» **Task to complete**
Output every entry exactly as written.

» **Information given**
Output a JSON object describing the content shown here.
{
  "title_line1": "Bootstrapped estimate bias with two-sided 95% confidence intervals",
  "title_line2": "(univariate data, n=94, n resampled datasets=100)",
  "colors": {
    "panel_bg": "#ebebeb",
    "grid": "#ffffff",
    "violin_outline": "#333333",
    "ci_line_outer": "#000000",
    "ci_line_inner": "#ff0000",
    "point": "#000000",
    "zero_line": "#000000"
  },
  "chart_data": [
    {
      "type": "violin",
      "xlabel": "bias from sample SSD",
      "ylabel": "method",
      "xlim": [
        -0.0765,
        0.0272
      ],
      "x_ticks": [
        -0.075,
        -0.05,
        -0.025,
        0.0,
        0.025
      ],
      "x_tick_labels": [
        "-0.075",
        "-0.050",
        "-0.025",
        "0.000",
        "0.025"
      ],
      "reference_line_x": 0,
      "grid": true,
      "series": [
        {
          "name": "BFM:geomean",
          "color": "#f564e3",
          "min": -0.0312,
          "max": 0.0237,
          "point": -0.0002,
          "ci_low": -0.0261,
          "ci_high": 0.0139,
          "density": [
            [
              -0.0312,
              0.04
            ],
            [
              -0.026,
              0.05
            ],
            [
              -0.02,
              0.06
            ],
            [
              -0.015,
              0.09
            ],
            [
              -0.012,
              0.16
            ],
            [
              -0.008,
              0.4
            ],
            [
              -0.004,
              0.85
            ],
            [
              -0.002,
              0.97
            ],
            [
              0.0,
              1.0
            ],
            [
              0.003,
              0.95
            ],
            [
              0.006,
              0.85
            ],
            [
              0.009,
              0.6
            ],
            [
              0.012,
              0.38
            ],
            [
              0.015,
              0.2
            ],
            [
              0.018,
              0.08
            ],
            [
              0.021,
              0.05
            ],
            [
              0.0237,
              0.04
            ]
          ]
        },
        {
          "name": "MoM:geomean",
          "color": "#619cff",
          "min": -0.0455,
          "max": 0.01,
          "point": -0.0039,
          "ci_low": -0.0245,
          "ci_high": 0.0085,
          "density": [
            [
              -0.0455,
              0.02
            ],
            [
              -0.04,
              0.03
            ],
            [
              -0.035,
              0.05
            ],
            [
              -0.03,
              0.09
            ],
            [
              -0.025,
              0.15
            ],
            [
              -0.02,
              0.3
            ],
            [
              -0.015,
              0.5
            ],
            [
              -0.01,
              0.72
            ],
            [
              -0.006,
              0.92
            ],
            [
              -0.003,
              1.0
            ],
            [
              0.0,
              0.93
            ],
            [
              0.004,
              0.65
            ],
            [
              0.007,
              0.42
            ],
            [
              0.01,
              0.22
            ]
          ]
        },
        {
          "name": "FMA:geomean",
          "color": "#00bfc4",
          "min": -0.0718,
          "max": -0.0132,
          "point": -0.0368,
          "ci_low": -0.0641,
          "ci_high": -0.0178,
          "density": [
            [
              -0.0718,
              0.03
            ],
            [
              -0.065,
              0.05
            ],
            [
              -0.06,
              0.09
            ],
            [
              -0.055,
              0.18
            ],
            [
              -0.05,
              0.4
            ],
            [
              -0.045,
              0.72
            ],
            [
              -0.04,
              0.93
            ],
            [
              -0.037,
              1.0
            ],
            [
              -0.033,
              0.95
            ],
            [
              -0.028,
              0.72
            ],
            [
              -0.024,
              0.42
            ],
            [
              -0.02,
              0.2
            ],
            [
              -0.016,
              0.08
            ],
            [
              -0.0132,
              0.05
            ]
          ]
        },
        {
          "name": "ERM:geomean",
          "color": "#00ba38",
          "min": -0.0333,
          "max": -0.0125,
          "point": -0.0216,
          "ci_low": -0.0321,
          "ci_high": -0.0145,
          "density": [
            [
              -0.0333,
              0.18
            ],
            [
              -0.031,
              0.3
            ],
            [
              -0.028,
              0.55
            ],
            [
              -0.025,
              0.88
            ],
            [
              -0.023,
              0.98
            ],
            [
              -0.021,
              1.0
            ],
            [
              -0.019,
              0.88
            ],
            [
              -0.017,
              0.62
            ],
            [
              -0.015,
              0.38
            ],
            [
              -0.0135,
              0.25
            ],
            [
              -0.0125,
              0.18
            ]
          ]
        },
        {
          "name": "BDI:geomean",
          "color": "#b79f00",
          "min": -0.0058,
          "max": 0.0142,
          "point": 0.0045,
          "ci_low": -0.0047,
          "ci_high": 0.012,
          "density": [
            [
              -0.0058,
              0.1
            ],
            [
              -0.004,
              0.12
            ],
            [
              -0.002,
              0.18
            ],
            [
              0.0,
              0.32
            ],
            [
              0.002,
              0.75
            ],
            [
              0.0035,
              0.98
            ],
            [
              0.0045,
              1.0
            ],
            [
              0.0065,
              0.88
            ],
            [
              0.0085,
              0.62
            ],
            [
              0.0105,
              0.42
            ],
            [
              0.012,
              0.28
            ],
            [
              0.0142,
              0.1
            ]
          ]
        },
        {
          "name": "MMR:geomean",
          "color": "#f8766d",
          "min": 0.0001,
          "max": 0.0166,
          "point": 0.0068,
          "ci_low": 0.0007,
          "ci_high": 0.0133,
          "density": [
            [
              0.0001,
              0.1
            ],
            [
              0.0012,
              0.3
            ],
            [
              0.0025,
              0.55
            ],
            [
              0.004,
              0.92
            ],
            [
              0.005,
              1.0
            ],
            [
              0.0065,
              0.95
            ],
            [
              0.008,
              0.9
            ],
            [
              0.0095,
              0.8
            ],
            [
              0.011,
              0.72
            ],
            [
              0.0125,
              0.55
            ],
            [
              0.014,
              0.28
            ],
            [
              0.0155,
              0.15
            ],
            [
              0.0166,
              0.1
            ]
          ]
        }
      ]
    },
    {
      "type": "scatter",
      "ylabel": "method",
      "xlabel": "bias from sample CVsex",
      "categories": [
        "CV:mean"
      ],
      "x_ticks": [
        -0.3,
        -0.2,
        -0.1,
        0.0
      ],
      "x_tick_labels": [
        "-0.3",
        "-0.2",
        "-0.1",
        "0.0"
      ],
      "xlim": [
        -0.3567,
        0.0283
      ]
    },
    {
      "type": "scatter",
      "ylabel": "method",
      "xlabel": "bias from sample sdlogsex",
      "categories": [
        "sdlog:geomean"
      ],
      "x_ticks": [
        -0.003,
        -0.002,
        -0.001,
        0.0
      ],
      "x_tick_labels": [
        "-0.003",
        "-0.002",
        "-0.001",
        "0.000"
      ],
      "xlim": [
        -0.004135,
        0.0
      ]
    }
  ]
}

» **Written answer**
Output a JSON object describing the content shown here.
{
  "title_line1": "Bootstrapped estimate bias with two-sided 95% confidence intervals",
  "title_line2": "(univariate data, n=94, n resampled datasets=100)",
  "colors": {
    "panel_bg": "#ebebeb",
    "grid": "#ffffff",
    "violin_outline": "#333333",
    "ci_line_outer": "#000000",
    "ci_line_inner": "#ff0000",
    "point": "#000000",
    "zero_line": "#000000"
  },
  "chart_data": [
    {
      "type": "violin",
      "xlabel": "bias from sample SSD",
      "ylabel": "method",
      "xlim": [
        -0.0765,
        0.0272
      ],
      "x_ticks": [
        -0.075,
        -0.05,
        -0.025,
        0.0,
        0.025
      ],
      "x_tick_labels": [
        "-0.075",
        "-0.050",
        "-0.025",
        "0.000",
        "0.025"
      ],
      "reference_line_x": 0,
      "grid": true,
      "series": [
        {
          "name": "BFM:geomean",
          "color": "#f564e3",
          "min": -0.0312,
          "max": 0.0237,
          "point": -0.0002,
          "ci_low": -0.0261,
          "ci_high": 0.0139,
          "density": [
            [
              -0.0312,
              0.04
            ],
            [
              -0.026,
              0.05
            ],
            [
              -0.02,
              0.06
            ],
            [
              -0.015,
              0.09
            ],
            [
              -0.012,
              0.16
            ],
            [
              -0.008,
              0.4
            ],
            [
              -0.004,
              0.85
            ],
            [
              -0.002,
              0.97
            ],
            [
              0.0,
              1.0
            ],
            [
              0.003,
              0.95
            ],
            [
              0.006,
              0.85
            ],
            [
              0.009,
              0.6
            ],
            [
              0.012,
              0.38
            ],
            [
              0.015,
              0.2
            ],
            [
              0.018,
              0.08
            ],
            [
              0.021,
              0.05
            ],
            [
              0.0237,
              0.04
            ]
          ]
        },
        {
          "name": "MoM:geomean",
          "color": "#619cff",
          "min": -0.0455,
          "max": 0.01,
          "point": -0.0039,
          "ci_low": -0.0245,
          "ci_high": 0.0085,
          "density": [
            [
              -0.0455,
              0.02
            ],
            [
              -0.04,
              0.03
            ],
            [
              -0.035,
              0.05
            ],
            [
              -0.03,
              0.09
            ],
            [
              -0.025,
              0.15
            ],
            [
              -0.02,
              0.3
            ],
            [
              -0.015,
              0.5
            ],
            [
              -0.01,
              0.72
            ],
            [
              -0.006,
              0.92
            ],
            [
              -0.003,
              1.0
            ],
            [
              0.0,
              0.93
            ],
            [
              0.004,
              0.65
            ],
            [
              0.007,
              0.42
            ],
            [
              0.01,
              0.22
            ]
          ]
        },
        {
          "name": "FMA:geomean",
          "color": "#00bfc4",
          "min": -0.0718,
          "max": -0.0132,
          "point": -0.0368,
          "ci_low": -0.0641,
          "ci_high": -0.0178,
          "density": [
            [
              -0.0718,
              0.03
            ],
            [
              -0.065,
              0.05
            ],
            [
              -0.06,
              0.09
            ],
            [
              -0.055,
              0.18
            ],
            [
              -0.05,
              0.4
            ],
            [
              -0.045,
              0.72
            ],
            [
              -0.04,
              0.93
            ],
            [
              -0.037,
              1.0
            ],
            [
              -0.033,
              0.95
            ],
            [
              -0.028,
              0.72
            ],
            [
              -0.024,
              0.42
            ],
            [
              -0.02,
              0.2
            ],
            [
              -0.016,
              0.08
            ],
            [
              -0.0132,
              0.05
            ]
          ]
        },
        {
          "name": "ERM:geomean",
          "color": "#00ba38",
          "min": -0.0333,
          "max": -0.0125,
          "point": -0.0216,
          "ci_low": -0.0321,
          "ci_high": -0.0145,
          "density": [
            [
              -0.0333,
              0.18
            ],
            [
              -0.031,
              0.3
            ],
            [
              -0.028,
              0.55
            ],
            [
              -0.025,
              0.88
            ],
            [
              -0.023,
              0.98
            ],
            [
              -0.021,
              1.0
            ],
            [
              -0.019,
              0.88
            ],
            [
              -0.017,
              0.62
            ],
            [
              -0.015,
              0.38
            ],
            [
              -0.0135,
              0.25
            ],
            [
              -0.0125,
              0.18
            ]
          ]
        },
        {
          "name": "BDI:geomean",
          "color": "#b79f00",
          "min": -0.0058,
          "max": 0.0142,
          "point": 0.0045,
          "ci_low": -0.0047,
          "ci_high": 0.012,
          "density": [
            [
              -0.0058,
              0.1
            ],
            [
              -0.004,
              0.12
            ],
            [
              -0.002,
              0.18
            ],
            [
              0.0,
              0.32
            ],
            [
              0.002,
              0.75
            ],
            [
              0.0035,
              0.98
            ],
            [
              0.0045,
              1.0
            ],
            [
              0.0065,
              0.88
            ],
            [
              0.0085,
              0.62
            ],
            [
              0.0105,
              0.42
            ],
            [
              0.012,
              0.28
            ],
            [
              0.0142,
              0.1
            ]
          ]
        },
        {
          "name": "MMR:geomean",
          "color": "#f8766d",
          "min": 0.0001,
          "max": 0.0166,
          "point": 0.0068,
          "ci_low": 0.0007,
          "ci_high": 0.0133,
          "density": [
            [
              0.0001,
              0.1
            ],
            [
              0.0012,
              0.3
            ],
            [
              0.0025,
              0.55
            ],
            [
              0.004,
              0.92
            ],
            [
              0.005,
              1.0
            ],
            [
              0.0065,
              0.95
            ],
            [
              0.008,
              0.9
            ],
            [
              0.0095,
              0.8
            ],
            [
              0.011,
              0.72
            ],
            [
              0.0125,
              0.55
            ],
            [
              0.014,
              0.28
            ],
            [
              0.0155,
              0.15
            ],
            [
              0.0166,
              0.1
            ]
          ]
        }
      ]
    },
    {
      "type": "scatter",
      "ylabel": "method",
      "xlabel": "bias from sample CVsex",
      "categories": [
        "CV:mean"
      ],
      "x_ticks": [
        -0.3,
        -0.2,
        -0.1,
        0.0
      ],
      "x_tick_labels": [
        "-0.3",
        "-0.2",
        "-0.1",
        "0.0"
      ],
      "xlim": [
        -0.3567,
        0.0283
      ]
    },
    {
      "type": "scatter",
      "ylabel": "method",
      "xlabel": "bias from sample sdlogsex",
      "categories": [
        "sdlog:geomean"
      ],
      "x_ticks": [
        -0.003,
        -0.002,
        -0.001,
        0.0
      ],
      "x_tick_labels": [
        "-0.003",
        "-0.002",
        "-0.001",
        "0.000"
      ],
      "xlim": [
        -0.004135,
        0.0
      ]
    }
  ]
}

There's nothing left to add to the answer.